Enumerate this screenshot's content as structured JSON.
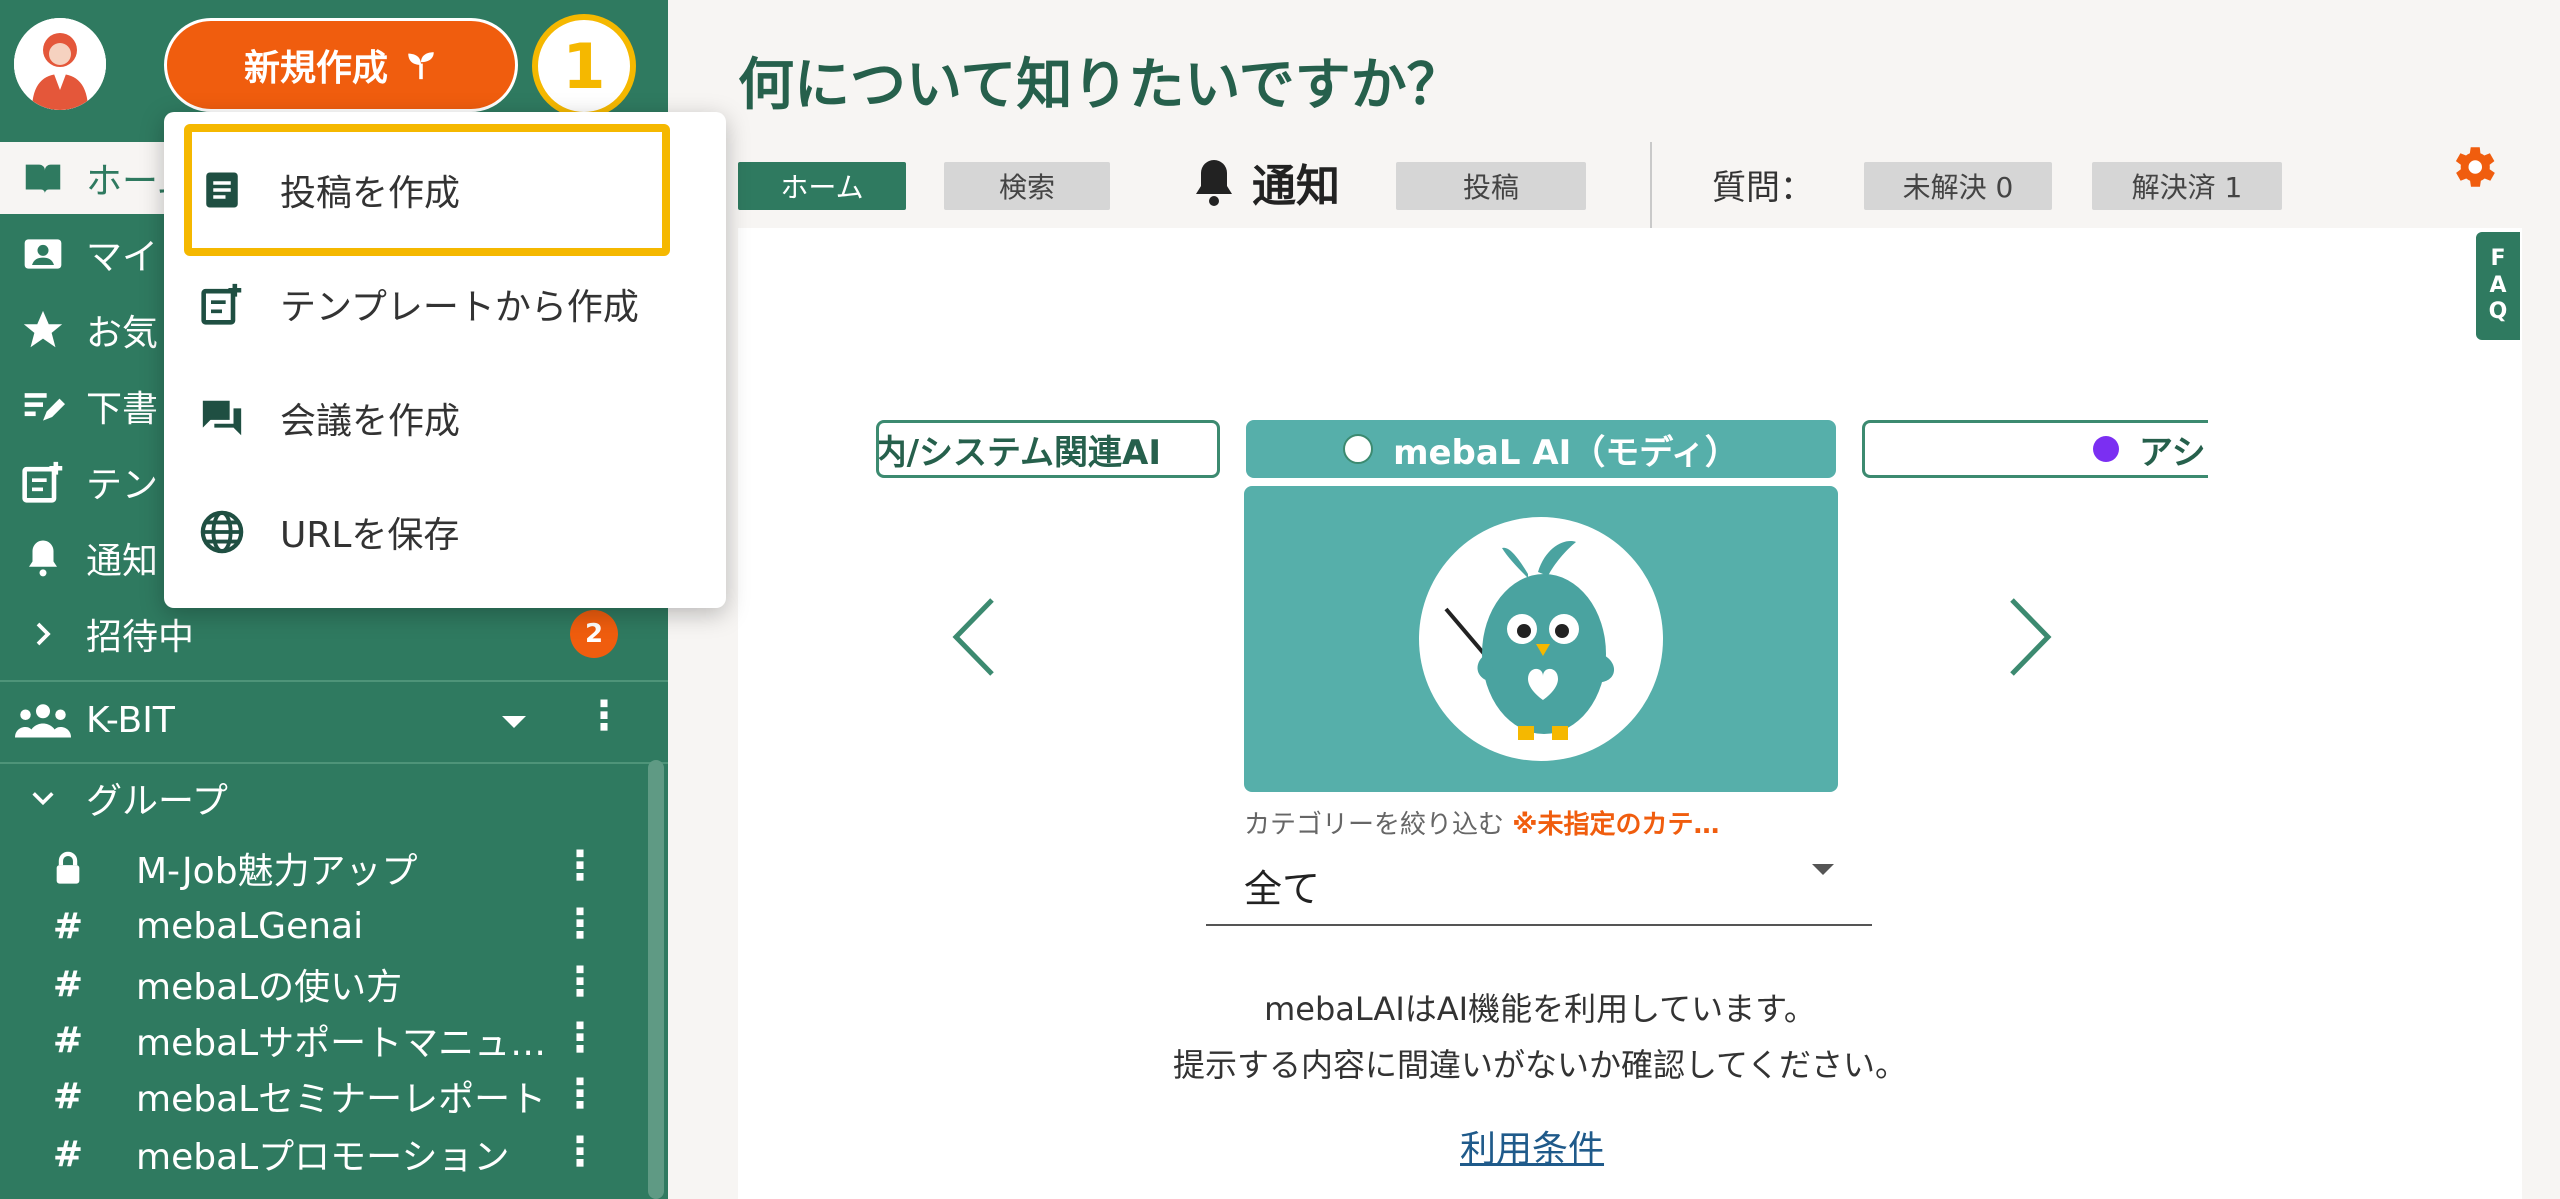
{
  "sidebar": {
    "new_button_label": "新規作成",
    "step_badge": "1",
    "nav": [
      {
        "label": "ホーム"
      },
      {
        "label": "マイ"
      },
      {
        "label": "お気"
      },
      {
        "label": "下書"
      },
      {
        "label": "テン"
      },
      {
        "label": "通知"
      },
      {
        "label": "招待中",
        "badge": "2"
      }
    ],
    "team": {
      "label": "K-BIT"
    },
    "groups_header": "グループ",
    "groups": [
      {
        "prefix": "🔒",
        "label": "M-Job魅力アップ"
      },
      {
        "prefix": "#",
        "label": "mebaLGenai"
      },
      {
        "prefix": "#",
        "label": "mebaLの使い方"
      },
      {
        "prefix": "#",
        "label": "mebaLサポートマニュ…"
      },
      {
        "prefix": "#",
        "label": "mebaLセミナーレポート"
      },
      {
        "prefix": "#",
        "label": "mebaLプロモーション"
      }
    ]
  },
  "menu": {
    "items": [
      {
        "label": "投稿を作成",
        "icon": "post-icon"
      },
      {
        "label": "テンプレートから作成",
        "icon": "template-icon"
      },
      {
        "label": "会議を作成",
        "icon": "meeting-icon"
      },
      {
        "label": "URLを保存",
        "icon": "globe-icon"
      }
    ]
  },
  "main": {
    "title": "何について知りたいですか？",
    "tabs": {
      "home": "ホーム",
      "search": "検索",
      "notification": "通知",
      "post": "投稿"
    },
    "question_label": "質問：",
    "unresolved": "未解決 0",
    "resolved": "解決済 1",
    "faq_letters": [
      "F",
      "A",
      "Q"
    ],
    "carousel": {
      "left_label": "内/システム関連AI",
      "center_label": "mebaL AI（モディ）",
      "right_label": "アシ",
      "right_dot_color": "#7b2ff2"
    },
    "category_caption": "カテゴリーを絞り込む",
    "category_warning": "※未指定のカテ…",
    "category_value": "全て",
    "notice_line1": "mebaLAIはAI機能を利用しています。",
    "notice_line2": "提示する内容に間違いがないか確認してください。",
    "terms_link": "利用条件"
  },
  "colors": {
    "sidebar_bg": "#2f7a60",
    "accent_orange": "#f05d0e",
    "highlight_yellow": "#f5b800",
    "teal": "#56afaa"
  }
}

^^^^^^^^

What you are asked to do
Search the listing for the string "icon". Copy each line where it turns up.

Right answer
        "icon": "post-icon"
        "icon": "template-icon"
        "icon": "meeting-icon"
        "icon": "globe-icon"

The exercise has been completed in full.